TASK BRIEF:
Can all of these lines be returned exactly?

══ DATA PROVIDED

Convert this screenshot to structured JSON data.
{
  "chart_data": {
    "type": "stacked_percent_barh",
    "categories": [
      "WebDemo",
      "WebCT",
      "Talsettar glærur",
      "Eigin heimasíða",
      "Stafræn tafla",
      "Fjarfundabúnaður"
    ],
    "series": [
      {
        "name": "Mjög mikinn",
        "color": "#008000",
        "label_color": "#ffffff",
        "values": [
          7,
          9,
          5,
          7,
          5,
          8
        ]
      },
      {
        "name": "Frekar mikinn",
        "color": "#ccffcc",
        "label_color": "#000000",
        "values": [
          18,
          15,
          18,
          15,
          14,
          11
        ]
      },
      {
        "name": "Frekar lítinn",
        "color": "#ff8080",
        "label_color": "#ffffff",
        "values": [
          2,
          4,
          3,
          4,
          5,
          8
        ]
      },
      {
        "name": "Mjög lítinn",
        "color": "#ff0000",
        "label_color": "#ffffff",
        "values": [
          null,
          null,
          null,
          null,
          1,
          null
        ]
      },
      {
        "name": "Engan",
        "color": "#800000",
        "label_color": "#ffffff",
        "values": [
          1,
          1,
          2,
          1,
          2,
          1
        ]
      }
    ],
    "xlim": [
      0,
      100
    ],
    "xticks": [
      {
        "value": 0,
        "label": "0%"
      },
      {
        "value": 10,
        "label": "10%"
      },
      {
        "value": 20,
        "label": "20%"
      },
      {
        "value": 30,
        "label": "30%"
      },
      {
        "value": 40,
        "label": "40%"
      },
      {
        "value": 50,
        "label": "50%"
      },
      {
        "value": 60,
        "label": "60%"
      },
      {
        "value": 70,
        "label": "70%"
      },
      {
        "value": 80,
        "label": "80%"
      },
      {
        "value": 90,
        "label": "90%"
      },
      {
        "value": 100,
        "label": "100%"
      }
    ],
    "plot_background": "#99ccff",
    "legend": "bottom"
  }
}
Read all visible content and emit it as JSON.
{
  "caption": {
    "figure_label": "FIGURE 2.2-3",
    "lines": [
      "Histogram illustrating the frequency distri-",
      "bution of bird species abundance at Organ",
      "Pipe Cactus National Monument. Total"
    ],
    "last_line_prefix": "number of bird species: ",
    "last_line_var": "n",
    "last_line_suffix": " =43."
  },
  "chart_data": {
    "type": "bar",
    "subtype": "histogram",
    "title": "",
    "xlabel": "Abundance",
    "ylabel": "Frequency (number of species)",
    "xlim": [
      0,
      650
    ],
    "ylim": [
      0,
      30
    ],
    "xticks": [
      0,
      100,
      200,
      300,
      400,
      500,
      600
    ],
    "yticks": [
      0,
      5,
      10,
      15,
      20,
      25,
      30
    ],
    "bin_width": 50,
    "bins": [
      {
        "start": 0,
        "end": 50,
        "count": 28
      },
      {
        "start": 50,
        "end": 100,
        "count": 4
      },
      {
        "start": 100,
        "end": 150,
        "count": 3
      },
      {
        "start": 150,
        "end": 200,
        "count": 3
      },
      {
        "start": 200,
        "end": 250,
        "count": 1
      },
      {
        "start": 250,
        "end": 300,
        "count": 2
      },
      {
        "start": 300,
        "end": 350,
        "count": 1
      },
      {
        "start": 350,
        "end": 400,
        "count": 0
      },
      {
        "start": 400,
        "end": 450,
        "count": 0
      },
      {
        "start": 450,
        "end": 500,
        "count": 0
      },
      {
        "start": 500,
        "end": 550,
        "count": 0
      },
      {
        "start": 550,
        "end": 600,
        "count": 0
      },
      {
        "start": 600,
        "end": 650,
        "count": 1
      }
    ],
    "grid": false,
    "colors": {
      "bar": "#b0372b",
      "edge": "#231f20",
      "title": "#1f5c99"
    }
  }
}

════

EXPECTED ANSWER:
Convert this screenshot to structured JSON data.
{
  "chart_data": {
    "type": "stacked_percent_barh",
    "categories": [
      "WebDemo",
      "WebCT",
      "Talsettar glærur",
      "Eigin heimasíða",
      "Stafræn tafla",
      "Fjarfundabúnaður"
    ],
    "series": [
      {
        "name": "Mjög mikinn",
        "color": "#008000",
        "label_color": "#ffffff",
        "values": [
          7,
          9,
          5,
          7,
          5,
          8
        ]
      },
      {
        "name": "Frekar mikinn",
        "color": "#ccffcc",
        "label_color": "#000000",
        "values": [
          18,
          15,
          18,
          15,
          14,
          11
        ]
      },
      {
        "name": "Frekar lítinn",
        "color": "#ff8080",
        "label_color": "#ffffff",
        "values": [
          2,
          4,
          3,
          4,
          5,
          8
        ]
      },
      {
        "name": "Mjög lítinn",
        "color": "#ff0000",
        "label_color": "#ffffff",
        "values": [
          null,
          null,
          null,
          null,
          1,
          null
        ]
      },
      {
        "name": "Engan",
        "color": "#800000",
        "label_color": "#ffffff",
        "values": [
          1,
          1,
          2,
          1,
          2,
          1
        ]
      }
    ],
    "xlim": [
      0,
      100
    ],
    "xticks": [
      {
        "value": 0,
        "label": "0%"
      },
      {
        "value": 10,
        "label": "10%"
      },
      {
        "value": 20,
        "label": "20%"
      },
      {
        "value": 30,
        "label": "30%"
      },
      {
        "value": 40,
        "label": "40%"
      },
      {
        "value": 50,
        "label": "50%"
      },
      {
        "value": 60,
        "label": "60%"
      },
      {
        "value": 70,
        "label": "70%"
      },
      {
        "value": 80,
        "label": "80%"
      },
      {
        "value": 90,
        "label": "90%"
      },
      {
        "value": 100,
        "label": "100%"
      }
    ],
    "plot_background": "#99ccff",
    "legend": "bottom"
  }
}
Read all visible content and emit it as JSON.
{
  "caption": {
    "figure_label": "FIGURE 2.2-3",
    "lines": [
      "Histogram illustrating the frequency distri-",
      "bution of bird species abundance at Organ",
      "Pipe Cactus National Monument. Total"
    ],
    "last_line_prefix": "number of bird species: ",
    "last_line_var": "n",
    "last_line_suffix": " =43."
  },
  "chart_data": {
    "type": "bar",
    "subtype": "histogram",
    "title": "",
    "xlabel": "Abundance",
    "ylabel": "Frequency (number of species)",
    "xlim": [
      0,
      650
    ],
    "ylim": [
      0,
      30
    ],
    "xticks": [
      0,
      100,
      200,
      300,
      400,
      500,
      600
    ],
    "yticks": [
      0,
      5,
      10,
      15,
      20,
      25,
      30
    ],
    "bin_width": 50,
    "bins": [
      {
        "start": 0,
        "end": 50,
        "count": 28
      },
      {
        "start": 50,
        "end": 100,
        "count": 4
      },
      {
        "start": 100,
        "end": 150,
        "count": 3
      },
      {
        "start": 150,
        "end": 200,
        "count": 3
      },
      {
        "start": 200,
        "end": 250,
        "count": 1
      },
      {
        "start": 250,
        "end": 300,
        "count": 2
      },
      {
        "start": 300,
        "end": 350,
        "count": 1
      },
      {
        "start": 350,
        "end": 400,
        "count": 0
      },
      {
        "start": 400,
        "end": 450,
        "count": 0
      },
      {
        "start": 450,
        "end": 500,
        "count": 0
      },
      {
        "start": 500,
        "end": 550,
        "count": 0
      },
      {
        "start": 550,
        "end": 600,
        "count": 0
      },
      {
        "start": 600,
        "end": 650,
        "count": 1
      }
    ],
    "grid": false,
    "colors": {
      "bar": "#b0372b",
      "edge": "#231f20",
      "title": "#1f5c99"
    }
  }
}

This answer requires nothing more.